WHAT TO WORK ON:
Repeat each entry exactly and drop the pictures.

Some records:
§ §
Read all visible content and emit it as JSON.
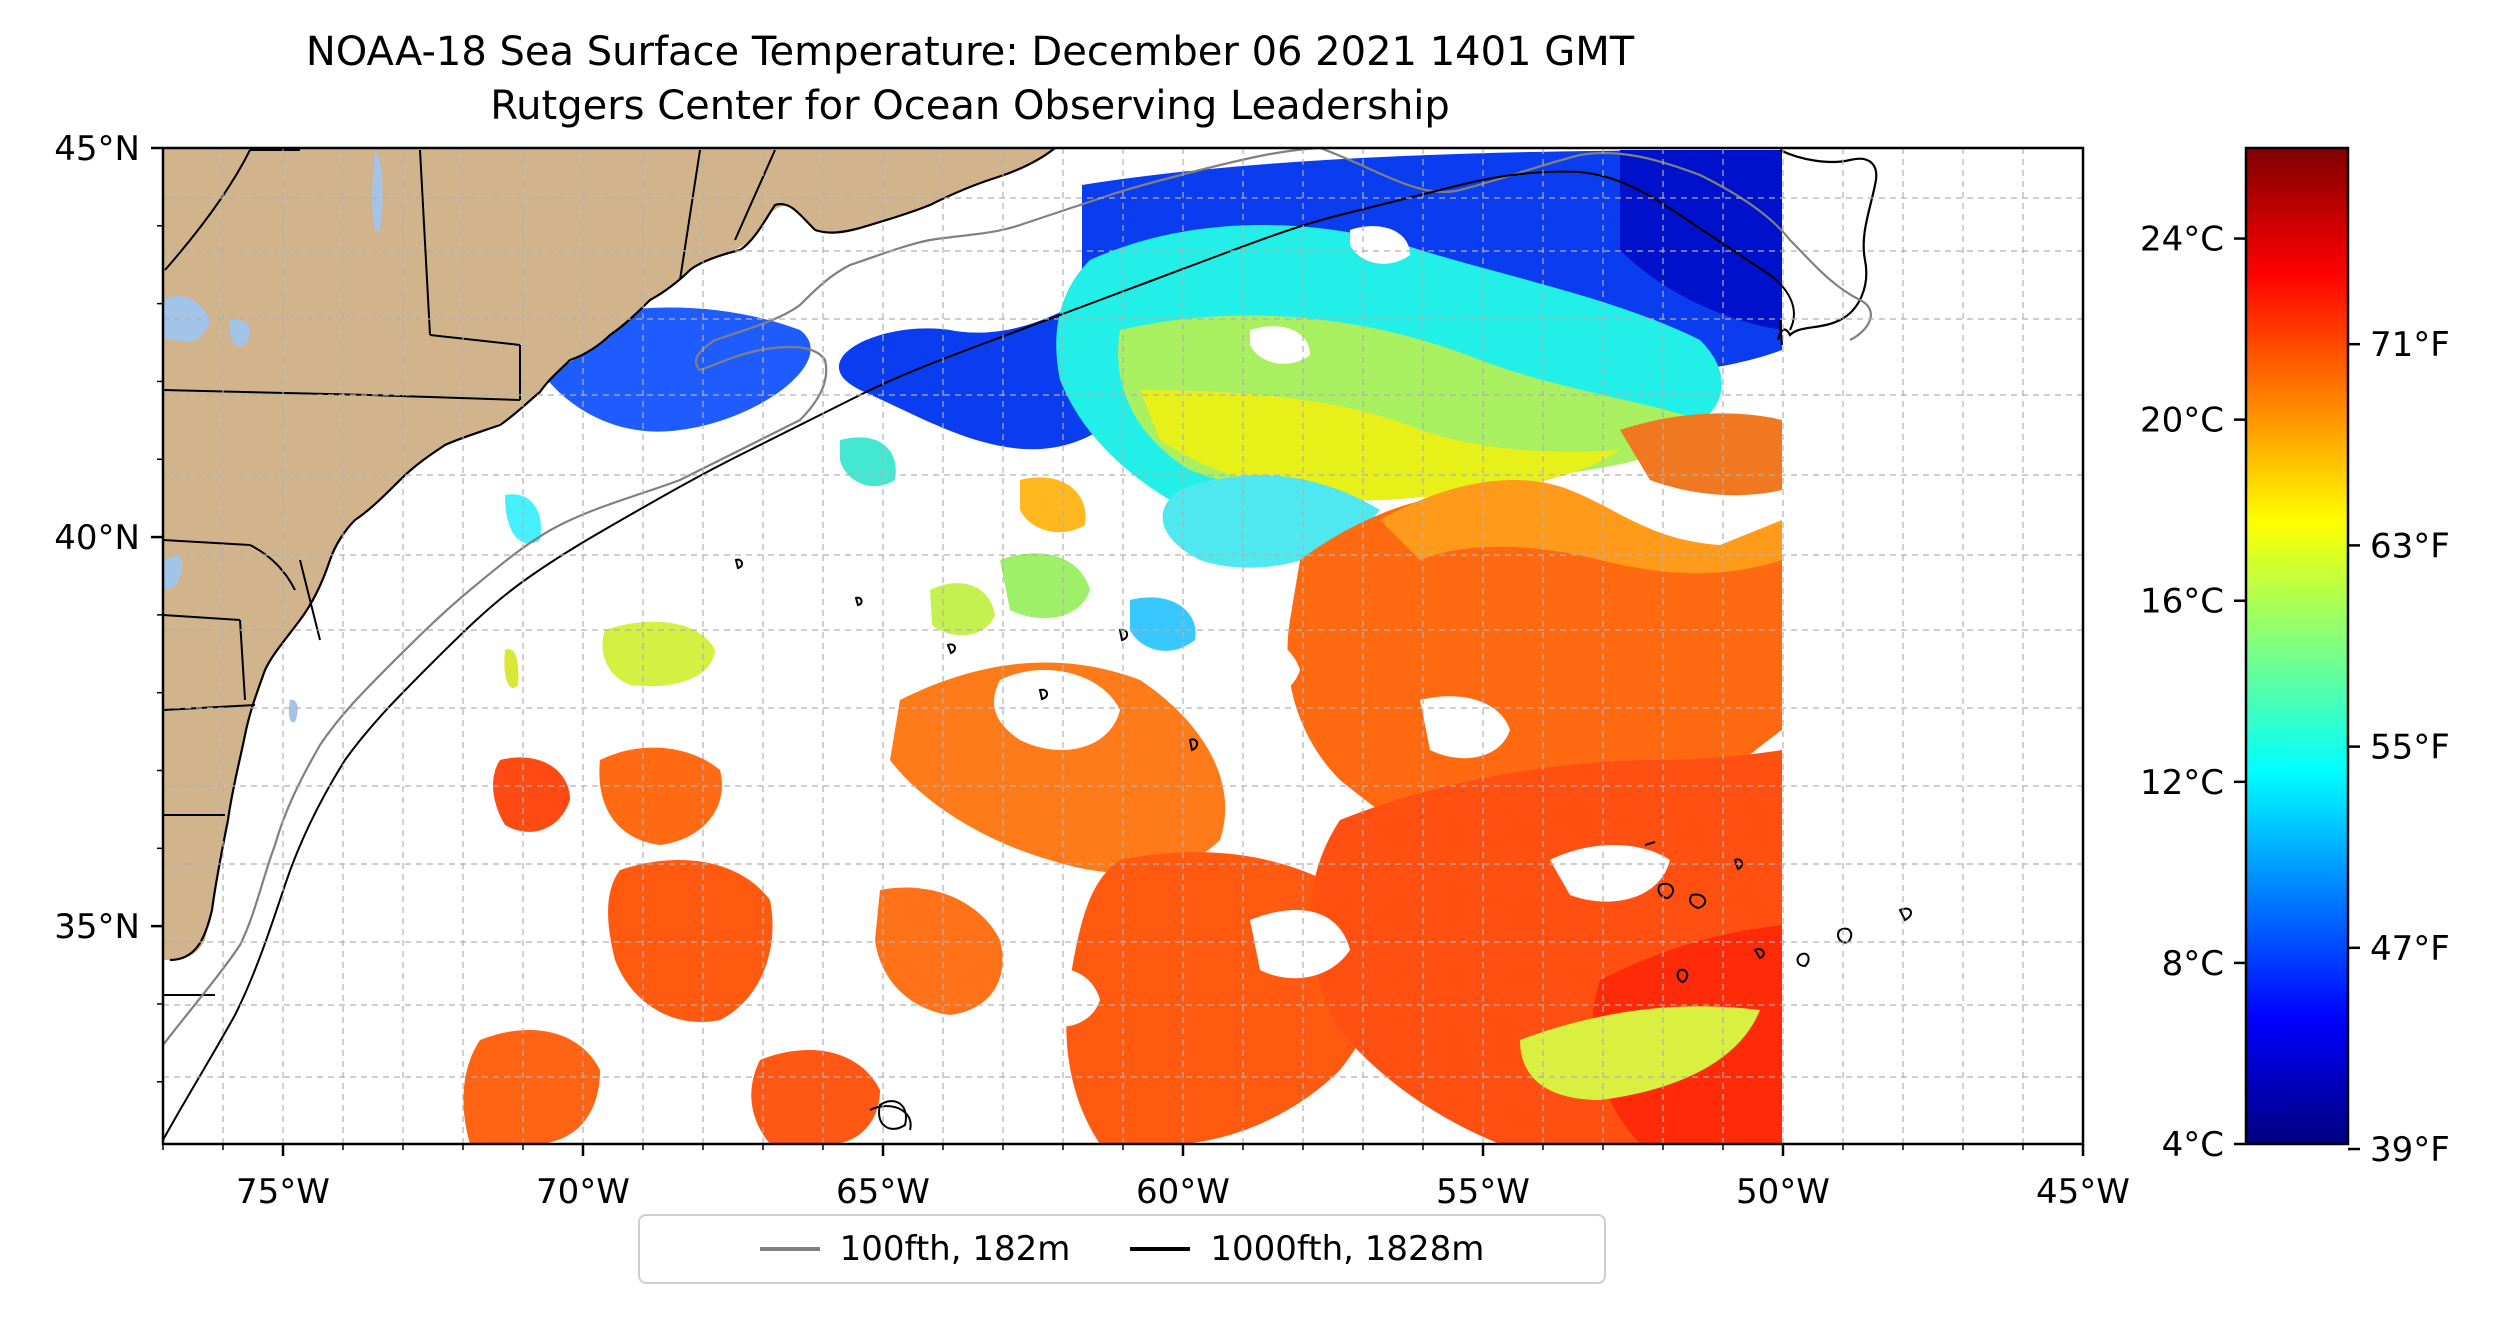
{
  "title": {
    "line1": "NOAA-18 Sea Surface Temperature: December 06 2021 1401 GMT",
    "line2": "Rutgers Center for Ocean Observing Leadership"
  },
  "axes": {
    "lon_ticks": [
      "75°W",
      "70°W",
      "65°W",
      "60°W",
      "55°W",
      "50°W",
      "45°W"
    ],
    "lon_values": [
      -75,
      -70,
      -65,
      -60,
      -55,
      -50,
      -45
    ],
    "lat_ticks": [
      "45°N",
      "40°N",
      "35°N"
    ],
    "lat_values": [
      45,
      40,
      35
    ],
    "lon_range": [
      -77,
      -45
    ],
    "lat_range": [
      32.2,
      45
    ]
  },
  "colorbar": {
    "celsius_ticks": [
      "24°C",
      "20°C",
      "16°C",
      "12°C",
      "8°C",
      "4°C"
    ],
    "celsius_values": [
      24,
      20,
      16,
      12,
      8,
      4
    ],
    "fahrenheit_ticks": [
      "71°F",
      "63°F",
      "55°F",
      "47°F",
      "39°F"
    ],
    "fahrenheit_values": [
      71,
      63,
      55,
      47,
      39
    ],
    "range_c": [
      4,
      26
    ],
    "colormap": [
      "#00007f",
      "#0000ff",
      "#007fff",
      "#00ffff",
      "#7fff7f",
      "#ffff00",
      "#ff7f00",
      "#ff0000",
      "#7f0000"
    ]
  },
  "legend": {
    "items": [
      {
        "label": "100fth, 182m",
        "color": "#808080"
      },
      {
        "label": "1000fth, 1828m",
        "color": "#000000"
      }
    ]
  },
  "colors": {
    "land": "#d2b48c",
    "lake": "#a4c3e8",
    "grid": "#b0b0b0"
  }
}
§ §
SOLUTION TO THE EXERCISE:
Read all visible content and emit it as JSON.
{
  "title": {
    "line1": "NOAA-18 Sea Surface Temperature: December 06 2021 1401 GMT",
    "line2": "Rutgers Center for Ocean Observing Leadership"
  },
  "axes": {
    "lon_ticks": [
      "75°W",
      "70°W",
      "65°W",
      "60°W",
      "55°W",
      "50°W",
      "45°W"
    ],
    "lon_values": [
      -75,
      -70,
      -65,
      -60,
      -55,
      -50,
      -45
    ],
    "lat_ticks": [
      "45°N",
      "40°N",
      "35°N"
    ],
    "lat_values": [
      45,
      40,
      35
    ],
    "lon_range": [
      -77,
      -45
    ],
    "lat_range": [
      32.2,
      45
    ]
  },
  "colorbar": {
    "celsius_ticks": [
      "24°C",
      "20°C",
      "16°C",
      "12°C",
      "8°C",
      "4°C"
    ],
    "celsius_values": [
      24,
      20,
      16,
      12,
      8,
      4
    ],
    "fahrenheit_ticks": [
      "71°F",
      "63°F",
      "55°F",
      "47°F",
      "39°F"
    ],
    "fahrenheit_values": [
      71,
      63,
      55,
      47,
      39
    ],
    "range_c": [
      4,
      26
    ],
    "colormap": [
      "#00007f",
      "#0000ff",
      "#007fff",
      "#00ffff",
      "#7fff7f",
      "#ffff00",
      "#ff7f00",
      "#ff0000",
      "#7f0000"
    ]
  },
  "legend": {
    "items": [
      {
        "label": "100fth, 182m",
        "color": "#808080"
      },
      {
        "label": "1000fth, 1828m",
        "color": "#000000"
      }
    ]
  },
  "colors": {
    "land": "#d2b48c",
    "lake": "#a4c3e8",
    "grid": "#b0b0b0"
  }
}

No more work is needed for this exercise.